═══ Records for the task
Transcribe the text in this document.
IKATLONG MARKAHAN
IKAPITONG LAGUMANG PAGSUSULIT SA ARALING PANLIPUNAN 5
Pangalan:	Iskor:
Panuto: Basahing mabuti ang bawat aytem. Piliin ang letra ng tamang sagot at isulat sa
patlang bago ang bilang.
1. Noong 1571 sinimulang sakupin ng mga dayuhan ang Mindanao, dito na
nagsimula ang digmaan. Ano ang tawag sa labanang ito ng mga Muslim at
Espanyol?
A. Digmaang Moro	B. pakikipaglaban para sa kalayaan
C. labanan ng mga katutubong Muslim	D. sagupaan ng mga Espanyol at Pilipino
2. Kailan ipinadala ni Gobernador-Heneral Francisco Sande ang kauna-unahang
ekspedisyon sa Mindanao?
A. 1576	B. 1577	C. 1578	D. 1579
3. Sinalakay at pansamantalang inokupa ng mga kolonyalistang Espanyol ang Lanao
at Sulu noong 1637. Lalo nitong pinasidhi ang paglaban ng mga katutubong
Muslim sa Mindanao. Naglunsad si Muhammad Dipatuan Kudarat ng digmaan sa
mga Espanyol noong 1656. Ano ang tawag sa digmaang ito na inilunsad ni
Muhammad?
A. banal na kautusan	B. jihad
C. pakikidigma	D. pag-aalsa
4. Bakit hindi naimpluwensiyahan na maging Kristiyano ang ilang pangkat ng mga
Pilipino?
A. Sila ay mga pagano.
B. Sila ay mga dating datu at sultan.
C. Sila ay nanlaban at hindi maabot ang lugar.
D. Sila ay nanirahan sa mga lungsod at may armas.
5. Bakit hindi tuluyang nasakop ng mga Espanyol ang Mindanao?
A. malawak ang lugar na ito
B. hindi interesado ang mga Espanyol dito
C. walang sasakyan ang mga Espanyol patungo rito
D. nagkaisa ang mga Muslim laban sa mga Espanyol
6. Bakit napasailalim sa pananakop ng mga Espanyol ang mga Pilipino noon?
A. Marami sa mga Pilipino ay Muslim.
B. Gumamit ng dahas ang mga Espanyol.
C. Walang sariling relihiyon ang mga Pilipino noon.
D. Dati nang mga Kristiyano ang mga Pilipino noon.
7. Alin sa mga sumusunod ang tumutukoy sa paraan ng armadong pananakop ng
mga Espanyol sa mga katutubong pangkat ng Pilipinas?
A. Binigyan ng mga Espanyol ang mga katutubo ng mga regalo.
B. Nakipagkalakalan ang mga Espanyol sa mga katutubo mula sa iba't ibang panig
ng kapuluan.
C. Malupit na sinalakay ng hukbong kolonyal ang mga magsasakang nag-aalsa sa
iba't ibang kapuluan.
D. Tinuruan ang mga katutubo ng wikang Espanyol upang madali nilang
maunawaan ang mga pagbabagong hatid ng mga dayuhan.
══════
→ Task details
Set out every line from the material that contains the string "ibang".

→ Answer for the task
B. Nakipagkalakalan ang mga Espanyol sa mga katutubo mula sa iba't ibang panig
iba't ibang kapuluan.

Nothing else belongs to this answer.